▶ Problem: Search the material for the string "该过程发生了氧化还原反应", then return every line where it is found.

Saved entries
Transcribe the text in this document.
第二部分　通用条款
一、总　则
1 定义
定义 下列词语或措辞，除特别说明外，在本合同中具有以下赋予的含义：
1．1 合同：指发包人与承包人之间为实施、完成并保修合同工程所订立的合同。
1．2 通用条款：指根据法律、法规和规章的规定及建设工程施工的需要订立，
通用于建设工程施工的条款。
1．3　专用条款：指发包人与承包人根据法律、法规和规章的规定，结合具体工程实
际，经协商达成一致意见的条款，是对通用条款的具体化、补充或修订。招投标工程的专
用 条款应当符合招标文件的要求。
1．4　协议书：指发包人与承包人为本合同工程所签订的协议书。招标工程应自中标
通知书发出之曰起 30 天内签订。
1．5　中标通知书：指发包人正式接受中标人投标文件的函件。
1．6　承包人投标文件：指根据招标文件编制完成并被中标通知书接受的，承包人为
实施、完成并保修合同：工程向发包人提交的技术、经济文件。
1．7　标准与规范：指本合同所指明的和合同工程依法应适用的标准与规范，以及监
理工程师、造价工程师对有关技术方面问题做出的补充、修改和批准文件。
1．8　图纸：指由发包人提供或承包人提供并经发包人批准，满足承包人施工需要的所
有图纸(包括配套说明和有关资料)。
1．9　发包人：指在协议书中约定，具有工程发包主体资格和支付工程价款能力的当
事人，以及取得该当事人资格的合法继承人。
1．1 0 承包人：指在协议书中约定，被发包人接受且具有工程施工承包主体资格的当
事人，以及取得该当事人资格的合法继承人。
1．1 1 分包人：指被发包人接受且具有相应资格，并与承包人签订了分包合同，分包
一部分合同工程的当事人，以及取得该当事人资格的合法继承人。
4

==

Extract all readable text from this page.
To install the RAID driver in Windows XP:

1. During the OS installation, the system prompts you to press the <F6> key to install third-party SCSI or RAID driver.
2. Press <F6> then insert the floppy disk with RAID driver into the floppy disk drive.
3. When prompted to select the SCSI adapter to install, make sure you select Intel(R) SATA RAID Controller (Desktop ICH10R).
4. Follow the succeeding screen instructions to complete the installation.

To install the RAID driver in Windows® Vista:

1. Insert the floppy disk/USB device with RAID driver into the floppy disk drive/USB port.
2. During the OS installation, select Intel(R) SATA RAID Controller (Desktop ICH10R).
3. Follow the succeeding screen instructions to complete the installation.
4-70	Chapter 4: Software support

==

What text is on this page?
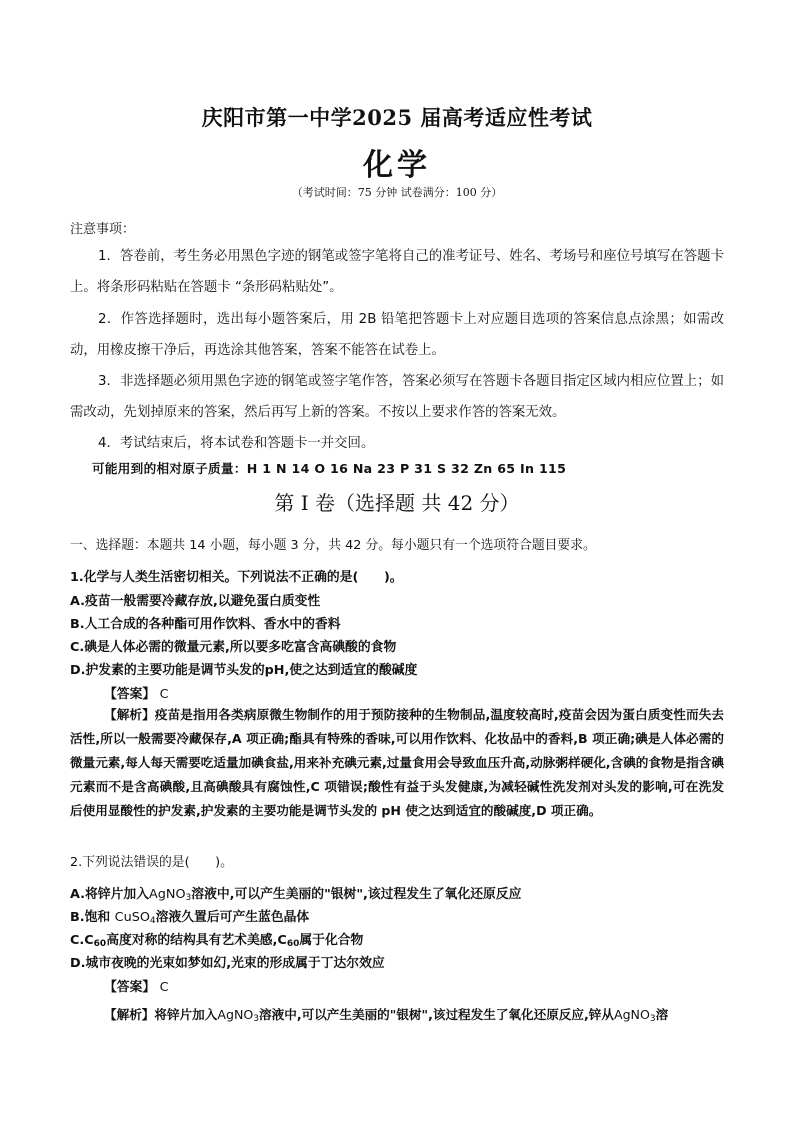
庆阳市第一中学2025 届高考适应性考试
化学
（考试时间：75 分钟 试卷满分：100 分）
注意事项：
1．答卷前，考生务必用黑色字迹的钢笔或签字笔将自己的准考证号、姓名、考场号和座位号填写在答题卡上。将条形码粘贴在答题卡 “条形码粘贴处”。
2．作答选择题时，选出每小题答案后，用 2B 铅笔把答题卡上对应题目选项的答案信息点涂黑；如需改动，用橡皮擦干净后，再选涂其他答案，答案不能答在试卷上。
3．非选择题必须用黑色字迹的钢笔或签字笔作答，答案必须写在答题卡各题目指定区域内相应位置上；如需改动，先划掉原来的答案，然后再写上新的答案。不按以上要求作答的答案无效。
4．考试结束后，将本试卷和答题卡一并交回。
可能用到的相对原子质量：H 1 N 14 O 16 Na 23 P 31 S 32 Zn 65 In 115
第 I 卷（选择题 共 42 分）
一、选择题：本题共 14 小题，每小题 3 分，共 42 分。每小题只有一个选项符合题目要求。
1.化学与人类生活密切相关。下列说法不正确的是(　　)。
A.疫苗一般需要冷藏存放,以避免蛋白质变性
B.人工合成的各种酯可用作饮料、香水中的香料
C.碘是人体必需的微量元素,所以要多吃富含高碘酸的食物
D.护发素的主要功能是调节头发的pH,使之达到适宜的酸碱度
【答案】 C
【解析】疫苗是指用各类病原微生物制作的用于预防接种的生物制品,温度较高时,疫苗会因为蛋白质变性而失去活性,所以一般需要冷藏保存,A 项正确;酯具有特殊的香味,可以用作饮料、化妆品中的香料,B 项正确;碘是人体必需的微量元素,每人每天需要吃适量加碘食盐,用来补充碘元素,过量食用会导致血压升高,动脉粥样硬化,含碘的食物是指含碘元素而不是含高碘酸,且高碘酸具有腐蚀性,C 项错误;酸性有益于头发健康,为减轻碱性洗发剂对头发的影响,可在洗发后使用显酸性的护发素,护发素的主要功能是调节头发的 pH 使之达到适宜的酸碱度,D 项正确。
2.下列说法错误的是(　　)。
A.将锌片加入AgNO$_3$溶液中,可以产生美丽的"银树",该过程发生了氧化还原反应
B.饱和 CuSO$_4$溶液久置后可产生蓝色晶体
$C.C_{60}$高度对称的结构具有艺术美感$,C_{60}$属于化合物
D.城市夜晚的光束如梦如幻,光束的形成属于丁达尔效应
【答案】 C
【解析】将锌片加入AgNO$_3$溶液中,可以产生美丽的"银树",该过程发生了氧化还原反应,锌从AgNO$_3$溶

▶ Result for this task:
A.将锌片加入AgNO$_3$溶液中,可以产生美丽的"银树",该过程发生了氧化还原反应
【解析】将锌片加入AgNO$_3$溶液中,可以产生美丽的"银树",该过程发生了氧化还原反应,锌从AgNO$_3$溶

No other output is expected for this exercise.